(Collected data entries)
# # # #

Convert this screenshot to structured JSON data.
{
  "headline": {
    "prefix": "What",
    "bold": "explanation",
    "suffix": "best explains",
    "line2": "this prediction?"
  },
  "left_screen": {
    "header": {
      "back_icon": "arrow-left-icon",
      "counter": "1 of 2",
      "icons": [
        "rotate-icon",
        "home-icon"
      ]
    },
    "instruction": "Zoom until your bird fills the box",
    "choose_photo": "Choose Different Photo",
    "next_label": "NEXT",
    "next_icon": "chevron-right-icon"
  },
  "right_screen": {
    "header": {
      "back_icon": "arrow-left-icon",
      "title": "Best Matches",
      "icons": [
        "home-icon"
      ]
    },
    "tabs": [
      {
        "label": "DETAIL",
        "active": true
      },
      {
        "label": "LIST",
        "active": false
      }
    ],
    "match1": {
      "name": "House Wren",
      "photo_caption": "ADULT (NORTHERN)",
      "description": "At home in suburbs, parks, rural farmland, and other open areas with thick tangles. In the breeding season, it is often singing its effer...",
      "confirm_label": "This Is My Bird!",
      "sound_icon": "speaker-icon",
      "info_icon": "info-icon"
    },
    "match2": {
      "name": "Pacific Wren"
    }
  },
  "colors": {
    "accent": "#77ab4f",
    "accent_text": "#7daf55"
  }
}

# # # #

- **CHALLENGE**
Print the material above once more, exactly.

- **EXERCISE OUTPUT**
Convert this screenshot to structured JSON data.
{
  "headline": {
    "prefix": "What",
    "bold": "explanation",
    "suffix": "best explains",
    "line2": "this prediction?"
  },
  "left_screen": {
    "header": {
      "back_icon": "arrow-left-icon",
      "counter": "1 of 2",
      "icons": [
        "rotate-icon",
        "home-icon"
      ]
    },
    "instruction": "Zoom until your bird fills the box",
    "choose_photo": "Choose Different Photo",
    "next_label": "NEXT",
    "next_icon": "chevron-right-icon"
  },
  "right_screen": {
    "header": {
      "back_icon": "arrow-left-icon",
      "title": "Best Matches",
      "icons": [
        "home-icon"
      ]
    },
    "tabs": [
      {
        "label": "DETAIL",
        "active": true
      },
      {
        "label": "LIST",
        "active": false
      }
    ],
    "match1": {
      "name": "House Wren",
      "photo_caption": "ADULT (NORTHERN)",
      "description": "At home in suburbs, parks, rural farmland, and other open areas with thick tangles. In the breeding season, it is often singing its effer...",
      "confirm_label": "This Is My Bird!",
      "sound_icon": "speaker-icon",
      "info_icon": "info-icon"
    },
    "match2": {
      "name": "Pacific Wren"
    }
  },
  "colors": {
    "accent": "#77ab4f",
    "accent_text": "#7daf55"
  }
}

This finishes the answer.